**What you will do:**
Retype the whole listing below, character for character.

* * * *

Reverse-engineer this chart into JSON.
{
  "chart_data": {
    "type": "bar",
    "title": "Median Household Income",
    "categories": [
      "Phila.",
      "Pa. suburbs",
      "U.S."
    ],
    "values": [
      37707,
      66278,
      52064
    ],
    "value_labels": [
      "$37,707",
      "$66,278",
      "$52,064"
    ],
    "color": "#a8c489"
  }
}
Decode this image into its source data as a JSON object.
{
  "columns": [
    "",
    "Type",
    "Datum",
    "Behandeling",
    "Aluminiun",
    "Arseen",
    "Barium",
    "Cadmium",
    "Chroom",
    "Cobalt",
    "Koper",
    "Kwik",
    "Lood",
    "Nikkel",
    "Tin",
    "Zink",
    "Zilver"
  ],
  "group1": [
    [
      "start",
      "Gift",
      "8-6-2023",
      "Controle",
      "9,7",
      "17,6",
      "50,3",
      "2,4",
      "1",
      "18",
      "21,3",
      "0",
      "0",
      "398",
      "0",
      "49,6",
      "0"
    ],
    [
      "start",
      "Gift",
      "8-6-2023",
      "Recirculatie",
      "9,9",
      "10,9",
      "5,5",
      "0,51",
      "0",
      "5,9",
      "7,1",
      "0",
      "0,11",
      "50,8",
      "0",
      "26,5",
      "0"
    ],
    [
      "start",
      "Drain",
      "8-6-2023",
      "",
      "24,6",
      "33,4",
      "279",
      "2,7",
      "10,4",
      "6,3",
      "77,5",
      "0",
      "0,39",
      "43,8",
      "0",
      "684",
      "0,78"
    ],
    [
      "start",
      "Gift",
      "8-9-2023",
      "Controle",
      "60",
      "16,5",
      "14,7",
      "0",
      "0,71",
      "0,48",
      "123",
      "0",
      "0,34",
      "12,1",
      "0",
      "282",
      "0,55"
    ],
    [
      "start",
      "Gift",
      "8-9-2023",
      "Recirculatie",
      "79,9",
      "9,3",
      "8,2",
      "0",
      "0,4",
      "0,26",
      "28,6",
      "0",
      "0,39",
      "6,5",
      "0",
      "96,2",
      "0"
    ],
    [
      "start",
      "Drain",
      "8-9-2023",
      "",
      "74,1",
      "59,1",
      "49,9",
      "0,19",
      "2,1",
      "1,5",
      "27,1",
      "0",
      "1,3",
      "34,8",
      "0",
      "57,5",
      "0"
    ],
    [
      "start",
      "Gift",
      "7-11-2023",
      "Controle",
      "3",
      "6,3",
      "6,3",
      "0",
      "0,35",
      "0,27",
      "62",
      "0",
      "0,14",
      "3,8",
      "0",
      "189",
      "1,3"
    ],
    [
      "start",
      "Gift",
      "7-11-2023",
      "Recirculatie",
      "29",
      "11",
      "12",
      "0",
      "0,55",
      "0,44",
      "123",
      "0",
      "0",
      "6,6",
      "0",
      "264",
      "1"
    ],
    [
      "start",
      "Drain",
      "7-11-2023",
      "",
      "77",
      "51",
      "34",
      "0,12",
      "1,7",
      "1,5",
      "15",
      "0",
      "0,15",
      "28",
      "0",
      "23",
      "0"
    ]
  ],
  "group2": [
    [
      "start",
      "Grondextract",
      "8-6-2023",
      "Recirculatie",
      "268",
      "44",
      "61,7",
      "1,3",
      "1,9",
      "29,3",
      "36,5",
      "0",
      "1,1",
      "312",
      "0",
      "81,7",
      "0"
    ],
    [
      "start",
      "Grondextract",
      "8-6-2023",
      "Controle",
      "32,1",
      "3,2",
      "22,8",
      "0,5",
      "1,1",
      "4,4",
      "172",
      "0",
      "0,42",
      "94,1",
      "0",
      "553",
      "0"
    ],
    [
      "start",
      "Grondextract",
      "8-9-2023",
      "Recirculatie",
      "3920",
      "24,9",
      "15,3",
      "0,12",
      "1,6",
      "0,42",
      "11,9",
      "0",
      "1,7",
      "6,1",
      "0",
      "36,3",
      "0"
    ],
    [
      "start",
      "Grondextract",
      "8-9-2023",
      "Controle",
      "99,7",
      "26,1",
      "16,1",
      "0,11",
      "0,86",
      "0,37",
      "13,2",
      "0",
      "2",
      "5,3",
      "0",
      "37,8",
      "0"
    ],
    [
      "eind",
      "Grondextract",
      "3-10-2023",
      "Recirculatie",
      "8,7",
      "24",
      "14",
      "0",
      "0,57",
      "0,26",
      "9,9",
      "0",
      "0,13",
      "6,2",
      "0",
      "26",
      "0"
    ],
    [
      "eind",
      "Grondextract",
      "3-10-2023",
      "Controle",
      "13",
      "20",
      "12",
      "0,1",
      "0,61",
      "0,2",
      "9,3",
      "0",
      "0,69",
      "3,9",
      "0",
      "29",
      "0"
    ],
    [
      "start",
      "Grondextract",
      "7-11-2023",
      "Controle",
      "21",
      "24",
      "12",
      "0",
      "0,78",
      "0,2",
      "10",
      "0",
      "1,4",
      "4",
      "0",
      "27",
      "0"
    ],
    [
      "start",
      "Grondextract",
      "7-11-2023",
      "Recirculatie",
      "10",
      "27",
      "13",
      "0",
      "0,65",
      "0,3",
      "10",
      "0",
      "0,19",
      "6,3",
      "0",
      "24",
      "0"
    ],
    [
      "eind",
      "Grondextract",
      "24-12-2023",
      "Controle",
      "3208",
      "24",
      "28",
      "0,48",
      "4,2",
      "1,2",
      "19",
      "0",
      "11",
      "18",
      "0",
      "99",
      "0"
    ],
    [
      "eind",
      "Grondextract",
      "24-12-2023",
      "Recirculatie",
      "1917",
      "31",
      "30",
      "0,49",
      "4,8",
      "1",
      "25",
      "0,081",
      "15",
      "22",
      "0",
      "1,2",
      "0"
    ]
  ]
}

* * * *

**Problem solution:**
Reverse-engineer this chart into JSON.
{
  "chart_data": {
    "type": "bar",
    "title": "Median Household Income",
    "categories": [
      "Phila.",
      "Pa. suburbs",
      "U.S."
    ],
    "values": [
      37707,
      66278,
      52064
    ],
    "value_labels": [
      "$37,707",
      "$66,278",
      "$52,064"
    ],
    "color": "#a8c489"
  }
}
Decode this image into its source data as a JSON object.
{
  "columns": [
    "",
    "Type",
    "Datum",
    "Behandeling",
    "Aluminiun",
    "Arseen",
    "Barium",
    "Cadmium",
    "Chroom",
    "Cobalt",
    "Koper",
    "Kwik",
    "Lood",
    "Nikkel",
    "Tin",
    "Zink",
    "Zilver"
  ],
  "group1": [
    [
      "start",
      "Gift",
      "8-6-2023",
      "Controle",
      "9,7",
      "17,6",
      "50,3",
      "2,4",
      "1",
      "18",
      "21,3",
      "0",
      "0",
      "398",
      "0",
      "49,6",
      "0"
    ],
    [
      "start",
      "Gift",
      "8-6-2023",
      "Recirculatie",
      "9,9",
      "10,9",
      "5,5",
      "0,51",
      "0",
      "5,9",
      "7,1",
      "0",
      "0,11",
      "50,8",
      "0",
      "26,5",
      "0"
    ],
    [
      "start",
      "Drain",
      "8-6-2023",
      "",
      "24,6",
      "33,4",
      "279",
      "2,7",
      "10,4",
      "6,3",
      "77,5",
      "0",
      "0,39",
      "43,8",
      "0",
      "684",
      "0,78"
    ],
    [
      "start",
      "Gift",
      "8-9-2023",
      "Controle",
      "60",
      "16,5",
      "14,7",
      "0",
      "0,71",
      "0,48",
      "123",
      "0",
      "0,34",
      "12,1",
      "0",
      "282",
      "0,55"
    ],
    [
      "start",
      "Gift",
      "8-9-2023",
      "Recirculatie",
      "79,9",
      "9,3",
      "8,2",
      "0",
      "0,4",
      "0,26",
      "28,6",
      "0",
      "0,39",
      "6,5",
      "0",
      "96,2",
      "0"
    ],
    [
      "start",
      "Drain",
      "8-9-2023",
      "",
      "74,1",
      "59,1",
      "49,9",
      "0,19",
      "2,1",
      "1,5",
      "27,1",
      "0",
      "1,3",
      "34,8",
      "0",
      "57,5",
      "0"
    ],
    [
      "start",
      "Gift",
      "7-11-2023",
      "Controle",
      "3",
      "6,3",
      "6,3",
      "0",
      "0,35",
      "0,27",
      "62",
      "0",
      "0,14",
      "3,8",
      "0",
      "189",
      "1,3"
    ],
    [
      "start",
      "Gift",
      "7-11-2023",
      "Recirculatie",
      "29",
      "11",
      "12",
      "0",
      "0,55",
      "0,44",
      "123",
      "0",
      "0",
      "6,6",
      "0",
      "264",
      "1"
    ],
    [
      "start",
      "Drain",
      "7-11-2023",
      "",
      "77",
      "51",
      "34",
      "0,12",
      "1,7",
      "1,5",
      "15",
      "0",
      "0,15",
      "28",
      "0",
      "23",
      "0"
    ]
  ],
  "group2": [
    [
      "start",
      "Grondextract",
      "8-6-2023",
      "Recirculatie",
      "268",
      "44",
      "61,7",
      "1,3",
      "1,9",
      "29,3",
      "36,5",
      "0",
      "1,1",
      "312",
      "0",
      "81,7",
      "0"
    ],
    [
      "start",
      "Grondextract",
      "8-6-2023",
      "Controle",
      "32,1",
      "3,2",
      "22,8",
      "0,5",
      "1,1",
      "4,4",
      "172",
      "0",
      "0,42",
      "94,1",
      "0",
      "553",
      "0"
    ],
    [
      "start",
      "Grondextract",
      "8-9-2023",
      "Recirculatie",
      "3920",
      "24,9",
      "15,3",
      "0,12",
      "1,6",
      "0,42",
      "11,9",
      "0",
      "1,7",
      "6,1",
      "0",
      "36,3",
      "0"
    ],
    [
      "start",
      "Grondextract",
      "8-9-2023",
      "Controle",
      "99,7",
      "26,1",
      "16,1",
      "0,11",
      "0,86",
      "0,37",
      "13,2",
      "0",
      "2",
      "5,3",
      "0",
      "37,8",
      "0"
    ],
    [
      "eind",
      "Grondextract",
      "3-10-2023",
      "Recirculatie",
      "8,7",
      "24",
      "14",
      "0",
      "0,57",
      "0,26",
      "9,9",
      "0",
      "0,13",
      "6,2",
      "0",
      "26",
      "0"
    ],
    [
      "eind",
      "Grondextract",
      "3-10-2023",
      "Controle",
      "13",
      "20",
      "12",
      "0,1",
      "0,61",
      "0,2",
      "9,3",
      "0",
      "0,69",
      "3,9",
      "0",
      "29",
      "0"
    ],
    [
      "start",
      "Grondextract",
      "7-11-2023",
      "Controle",
      "21",
      "24",
      "12",
      "0",
      "0,78",
      "0,2",
      "10",
      "0",
      "1,4",
      "4",
      "0",
      "27",
      "0"
    ],
    [
      "start",
      "Grondextract",
      "7-11-2023",
      "Recirculatie",
      "10",
      "27",
      "13",
      "0",
      "0,65",
      "0,3",
      "10",
      "0",
      "0,19",
      "6,3",
      "0",
      "24",
      "0"
    ],
    [
      "eind",
      "Grondextract",
      "24-12-2023",
      "Controle",
      "3208",
      "24",
      "28",
      "0,48",
      "4,2",
      "1,2",
      "19",
      "0",
      "11",
      "18",
      "0",
      "99",
      "0"
    ],
    [
      "eind",
      "Grondextract",
      "24-12-2023",
      "Recirculatie",
      "1917",
      "31",
      "30",
      "0,49",
      "4,8",
      "1",
      "25",
      "0,081",
      "15",
      "22",
      "0",
      "1,2",
      "0"
    ]
  ]
}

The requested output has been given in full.